EXTRACTED MATERIAL →
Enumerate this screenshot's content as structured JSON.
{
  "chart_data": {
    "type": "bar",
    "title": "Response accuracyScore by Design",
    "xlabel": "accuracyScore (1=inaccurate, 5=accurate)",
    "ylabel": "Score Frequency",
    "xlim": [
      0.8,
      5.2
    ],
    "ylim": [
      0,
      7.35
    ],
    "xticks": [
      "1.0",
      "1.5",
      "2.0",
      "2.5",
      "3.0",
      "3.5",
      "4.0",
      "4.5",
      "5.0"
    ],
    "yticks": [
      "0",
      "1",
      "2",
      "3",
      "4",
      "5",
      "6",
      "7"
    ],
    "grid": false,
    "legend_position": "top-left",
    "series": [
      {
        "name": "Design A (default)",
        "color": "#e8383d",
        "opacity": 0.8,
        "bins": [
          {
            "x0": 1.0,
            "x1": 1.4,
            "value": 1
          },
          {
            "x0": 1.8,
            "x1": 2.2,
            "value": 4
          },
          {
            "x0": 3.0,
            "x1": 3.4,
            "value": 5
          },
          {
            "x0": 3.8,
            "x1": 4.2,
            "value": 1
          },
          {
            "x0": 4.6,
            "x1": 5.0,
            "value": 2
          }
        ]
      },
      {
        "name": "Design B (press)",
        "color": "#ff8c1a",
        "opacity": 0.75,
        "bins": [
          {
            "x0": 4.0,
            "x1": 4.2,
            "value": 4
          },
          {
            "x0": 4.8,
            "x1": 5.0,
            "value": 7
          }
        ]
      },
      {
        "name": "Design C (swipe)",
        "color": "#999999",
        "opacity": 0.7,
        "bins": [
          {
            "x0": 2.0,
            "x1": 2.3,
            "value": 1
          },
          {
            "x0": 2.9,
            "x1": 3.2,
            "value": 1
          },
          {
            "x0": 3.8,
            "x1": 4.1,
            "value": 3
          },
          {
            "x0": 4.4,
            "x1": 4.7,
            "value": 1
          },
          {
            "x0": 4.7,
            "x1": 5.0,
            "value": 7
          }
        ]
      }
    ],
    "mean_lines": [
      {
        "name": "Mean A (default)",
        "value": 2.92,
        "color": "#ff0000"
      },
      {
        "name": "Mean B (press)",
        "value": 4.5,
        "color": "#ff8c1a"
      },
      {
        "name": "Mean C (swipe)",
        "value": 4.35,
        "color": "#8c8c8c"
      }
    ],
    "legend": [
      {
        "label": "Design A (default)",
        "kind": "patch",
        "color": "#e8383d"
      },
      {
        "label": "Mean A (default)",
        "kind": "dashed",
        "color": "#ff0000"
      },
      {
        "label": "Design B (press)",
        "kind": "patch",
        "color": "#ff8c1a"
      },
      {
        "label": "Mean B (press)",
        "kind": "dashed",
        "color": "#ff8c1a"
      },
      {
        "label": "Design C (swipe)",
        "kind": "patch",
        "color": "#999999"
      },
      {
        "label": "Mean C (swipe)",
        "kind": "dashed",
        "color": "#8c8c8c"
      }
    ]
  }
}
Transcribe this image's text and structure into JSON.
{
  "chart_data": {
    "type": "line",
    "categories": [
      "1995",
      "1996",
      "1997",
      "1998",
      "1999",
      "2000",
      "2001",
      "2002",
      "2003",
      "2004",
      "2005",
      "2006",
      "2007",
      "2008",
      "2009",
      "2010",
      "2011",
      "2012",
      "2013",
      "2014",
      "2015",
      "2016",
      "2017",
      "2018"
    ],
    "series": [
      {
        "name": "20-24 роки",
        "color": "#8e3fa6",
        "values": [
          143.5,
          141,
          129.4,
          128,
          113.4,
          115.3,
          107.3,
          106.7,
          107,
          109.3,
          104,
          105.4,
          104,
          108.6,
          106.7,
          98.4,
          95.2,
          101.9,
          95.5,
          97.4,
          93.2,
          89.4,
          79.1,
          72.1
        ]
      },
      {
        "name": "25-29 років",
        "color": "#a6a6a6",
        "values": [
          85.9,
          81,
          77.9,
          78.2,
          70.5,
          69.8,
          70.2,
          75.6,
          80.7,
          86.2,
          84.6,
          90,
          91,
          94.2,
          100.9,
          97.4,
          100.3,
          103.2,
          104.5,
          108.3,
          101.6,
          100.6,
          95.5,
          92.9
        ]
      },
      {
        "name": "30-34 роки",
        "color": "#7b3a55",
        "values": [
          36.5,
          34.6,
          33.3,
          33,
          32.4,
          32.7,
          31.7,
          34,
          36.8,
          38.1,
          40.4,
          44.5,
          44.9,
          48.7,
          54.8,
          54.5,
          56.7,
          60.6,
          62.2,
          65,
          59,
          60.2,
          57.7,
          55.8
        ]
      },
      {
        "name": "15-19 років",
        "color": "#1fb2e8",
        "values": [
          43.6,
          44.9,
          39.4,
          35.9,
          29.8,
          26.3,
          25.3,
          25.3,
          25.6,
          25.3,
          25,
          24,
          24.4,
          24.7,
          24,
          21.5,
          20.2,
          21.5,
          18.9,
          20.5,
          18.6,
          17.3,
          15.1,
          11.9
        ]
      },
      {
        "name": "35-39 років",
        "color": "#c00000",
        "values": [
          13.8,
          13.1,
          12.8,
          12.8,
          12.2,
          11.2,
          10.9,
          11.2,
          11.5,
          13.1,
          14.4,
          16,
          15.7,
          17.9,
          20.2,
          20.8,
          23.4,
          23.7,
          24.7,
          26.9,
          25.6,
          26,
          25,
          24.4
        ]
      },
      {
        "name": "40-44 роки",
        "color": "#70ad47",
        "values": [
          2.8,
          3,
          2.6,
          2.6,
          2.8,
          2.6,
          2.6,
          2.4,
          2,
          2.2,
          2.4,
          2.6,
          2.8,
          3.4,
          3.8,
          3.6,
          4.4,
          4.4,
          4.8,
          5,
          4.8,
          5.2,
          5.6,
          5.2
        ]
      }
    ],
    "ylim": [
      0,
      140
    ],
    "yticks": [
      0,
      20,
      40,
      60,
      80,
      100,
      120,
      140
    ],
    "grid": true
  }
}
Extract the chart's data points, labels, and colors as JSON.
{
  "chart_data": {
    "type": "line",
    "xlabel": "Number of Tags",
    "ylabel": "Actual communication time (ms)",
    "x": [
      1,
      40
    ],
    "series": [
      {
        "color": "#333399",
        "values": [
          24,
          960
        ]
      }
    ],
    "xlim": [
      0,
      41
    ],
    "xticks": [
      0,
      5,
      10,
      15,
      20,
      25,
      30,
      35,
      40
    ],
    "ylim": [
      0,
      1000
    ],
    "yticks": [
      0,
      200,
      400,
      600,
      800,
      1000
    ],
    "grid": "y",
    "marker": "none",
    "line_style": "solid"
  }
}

REQUEST → Of all the lines above, how many contain "роки"? Give the number and nothing more.

WRITTEN ANSWER → 3